→ Material provided:
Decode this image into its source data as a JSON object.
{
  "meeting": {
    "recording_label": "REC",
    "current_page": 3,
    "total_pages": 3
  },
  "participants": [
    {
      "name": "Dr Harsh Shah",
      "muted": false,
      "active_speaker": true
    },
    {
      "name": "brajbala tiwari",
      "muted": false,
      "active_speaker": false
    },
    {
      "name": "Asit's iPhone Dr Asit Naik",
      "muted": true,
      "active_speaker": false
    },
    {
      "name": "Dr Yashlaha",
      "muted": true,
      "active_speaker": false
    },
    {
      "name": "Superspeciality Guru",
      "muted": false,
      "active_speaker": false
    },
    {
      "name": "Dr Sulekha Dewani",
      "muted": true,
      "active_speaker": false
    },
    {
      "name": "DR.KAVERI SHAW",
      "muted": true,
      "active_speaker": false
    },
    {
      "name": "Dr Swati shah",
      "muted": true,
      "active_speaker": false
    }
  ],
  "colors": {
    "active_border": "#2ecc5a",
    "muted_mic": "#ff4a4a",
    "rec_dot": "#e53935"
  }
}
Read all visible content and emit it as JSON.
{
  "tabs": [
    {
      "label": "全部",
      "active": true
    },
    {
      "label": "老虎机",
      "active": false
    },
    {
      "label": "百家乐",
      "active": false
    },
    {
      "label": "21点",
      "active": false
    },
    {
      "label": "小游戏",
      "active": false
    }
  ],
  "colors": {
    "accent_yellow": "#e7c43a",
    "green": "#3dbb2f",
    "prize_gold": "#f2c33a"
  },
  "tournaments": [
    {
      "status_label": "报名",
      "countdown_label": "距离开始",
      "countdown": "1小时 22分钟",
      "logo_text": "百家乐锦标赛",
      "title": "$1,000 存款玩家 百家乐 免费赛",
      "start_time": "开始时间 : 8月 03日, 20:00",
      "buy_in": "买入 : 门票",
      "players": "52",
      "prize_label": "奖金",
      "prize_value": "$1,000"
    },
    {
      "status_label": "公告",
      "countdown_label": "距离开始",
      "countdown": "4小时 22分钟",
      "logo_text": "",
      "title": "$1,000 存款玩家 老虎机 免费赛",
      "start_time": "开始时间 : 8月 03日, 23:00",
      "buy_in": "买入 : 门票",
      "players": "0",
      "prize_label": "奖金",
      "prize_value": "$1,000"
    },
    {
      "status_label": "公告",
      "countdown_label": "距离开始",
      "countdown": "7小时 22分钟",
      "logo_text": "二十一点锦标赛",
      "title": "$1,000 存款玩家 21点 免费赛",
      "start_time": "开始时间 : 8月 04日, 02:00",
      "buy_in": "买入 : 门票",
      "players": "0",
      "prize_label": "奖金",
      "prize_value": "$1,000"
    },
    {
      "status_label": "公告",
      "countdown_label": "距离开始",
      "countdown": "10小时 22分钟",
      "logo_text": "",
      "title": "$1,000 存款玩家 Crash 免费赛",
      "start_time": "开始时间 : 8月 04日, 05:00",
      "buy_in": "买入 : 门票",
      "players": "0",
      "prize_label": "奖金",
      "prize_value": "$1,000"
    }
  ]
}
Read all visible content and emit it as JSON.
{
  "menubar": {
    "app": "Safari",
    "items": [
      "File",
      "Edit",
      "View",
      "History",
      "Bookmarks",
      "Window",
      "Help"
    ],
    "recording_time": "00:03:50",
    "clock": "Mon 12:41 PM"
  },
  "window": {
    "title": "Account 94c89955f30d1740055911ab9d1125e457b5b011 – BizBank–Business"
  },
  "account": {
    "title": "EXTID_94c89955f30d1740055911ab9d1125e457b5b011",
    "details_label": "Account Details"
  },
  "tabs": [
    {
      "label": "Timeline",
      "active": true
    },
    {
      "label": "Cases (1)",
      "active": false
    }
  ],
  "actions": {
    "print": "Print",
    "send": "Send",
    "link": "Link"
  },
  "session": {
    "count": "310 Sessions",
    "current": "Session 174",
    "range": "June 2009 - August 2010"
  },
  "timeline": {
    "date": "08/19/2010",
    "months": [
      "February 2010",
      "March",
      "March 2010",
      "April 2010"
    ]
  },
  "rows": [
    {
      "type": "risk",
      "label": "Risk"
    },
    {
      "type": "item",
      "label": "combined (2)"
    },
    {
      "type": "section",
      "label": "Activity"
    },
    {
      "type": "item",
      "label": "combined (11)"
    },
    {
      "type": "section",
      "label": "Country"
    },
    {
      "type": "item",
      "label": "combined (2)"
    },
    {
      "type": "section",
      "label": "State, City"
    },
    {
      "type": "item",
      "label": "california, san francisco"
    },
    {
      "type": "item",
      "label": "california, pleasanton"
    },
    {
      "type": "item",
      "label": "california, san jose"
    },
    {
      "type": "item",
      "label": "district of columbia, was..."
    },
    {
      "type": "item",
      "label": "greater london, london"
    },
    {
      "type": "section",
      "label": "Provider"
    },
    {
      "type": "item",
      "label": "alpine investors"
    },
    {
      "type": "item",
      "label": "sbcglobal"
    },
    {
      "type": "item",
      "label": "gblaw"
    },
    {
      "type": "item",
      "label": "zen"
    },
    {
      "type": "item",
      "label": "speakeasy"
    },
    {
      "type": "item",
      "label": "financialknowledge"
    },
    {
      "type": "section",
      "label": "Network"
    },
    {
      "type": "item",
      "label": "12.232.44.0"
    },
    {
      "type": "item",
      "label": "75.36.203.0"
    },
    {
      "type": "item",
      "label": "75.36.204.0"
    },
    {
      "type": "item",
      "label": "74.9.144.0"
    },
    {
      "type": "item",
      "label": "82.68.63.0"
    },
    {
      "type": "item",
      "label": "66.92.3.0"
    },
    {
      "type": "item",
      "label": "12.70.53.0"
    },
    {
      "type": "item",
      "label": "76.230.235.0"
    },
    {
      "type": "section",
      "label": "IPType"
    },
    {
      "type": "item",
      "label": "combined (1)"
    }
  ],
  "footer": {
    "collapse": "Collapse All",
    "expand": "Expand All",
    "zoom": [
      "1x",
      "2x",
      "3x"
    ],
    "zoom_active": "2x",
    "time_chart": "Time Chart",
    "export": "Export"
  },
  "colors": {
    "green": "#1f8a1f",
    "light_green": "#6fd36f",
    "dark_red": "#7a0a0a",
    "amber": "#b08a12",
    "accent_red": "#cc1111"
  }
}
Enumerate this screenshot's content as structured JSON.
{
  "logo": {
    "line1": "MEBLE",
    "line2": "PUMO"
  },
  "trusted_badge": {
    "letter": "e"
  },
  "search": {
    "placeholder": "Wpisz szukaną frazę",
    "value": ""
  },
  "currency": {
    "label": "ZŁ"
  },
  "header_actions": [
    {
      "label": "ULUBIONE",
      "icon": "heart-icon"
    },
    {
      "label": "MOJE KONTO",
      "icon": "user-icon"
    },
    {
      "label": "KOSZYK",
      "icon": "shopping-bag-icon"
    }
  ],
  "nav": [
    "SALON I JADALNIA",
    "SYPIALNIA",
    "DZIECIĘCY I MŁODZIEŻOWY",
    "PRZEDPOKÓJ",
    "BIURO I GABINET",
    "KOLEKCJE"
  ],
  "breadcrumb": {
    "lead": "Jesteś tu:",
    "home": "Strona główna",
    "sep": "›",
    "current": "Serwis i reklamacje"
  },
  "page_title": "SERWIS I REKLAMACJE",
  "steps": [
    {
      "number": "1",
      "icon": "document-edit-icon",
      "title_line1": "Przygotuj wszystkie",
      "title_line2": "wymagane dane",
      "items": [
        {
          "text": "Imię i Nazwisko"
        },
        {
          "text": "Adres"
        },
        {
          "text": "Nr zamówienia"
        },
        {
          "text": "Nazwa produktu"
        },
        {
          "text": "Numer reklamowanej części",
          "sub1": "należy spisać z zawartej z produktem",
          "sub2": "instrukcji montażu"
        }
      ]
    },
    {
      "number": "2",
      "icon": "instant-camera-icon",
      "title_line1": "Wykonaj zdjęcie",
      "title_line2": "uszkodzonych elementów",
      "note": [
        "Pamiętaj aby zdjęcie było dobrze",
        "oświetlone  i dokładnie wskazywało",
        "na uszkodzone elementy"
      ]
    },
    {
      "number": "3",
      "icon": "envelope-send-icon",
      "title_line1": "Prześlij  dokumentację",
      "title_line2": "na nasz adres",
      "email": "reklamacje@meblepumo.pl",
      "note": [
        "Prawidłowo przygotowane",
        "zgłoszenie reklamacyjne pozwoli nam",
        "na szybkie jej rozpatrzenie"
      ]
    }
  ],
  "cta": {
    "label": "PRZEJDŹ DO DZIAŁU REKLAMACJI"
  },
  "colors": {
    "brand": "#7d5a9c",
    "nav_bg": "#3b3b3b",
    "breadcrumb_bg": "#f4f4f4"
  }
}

→ Problem statement:
Every line that holds the string "california" should be returned.

→ Solution to this problem:
      "label": "california, san francisco"
      "label": "california, pleasanton"
      "label": "california, san jose"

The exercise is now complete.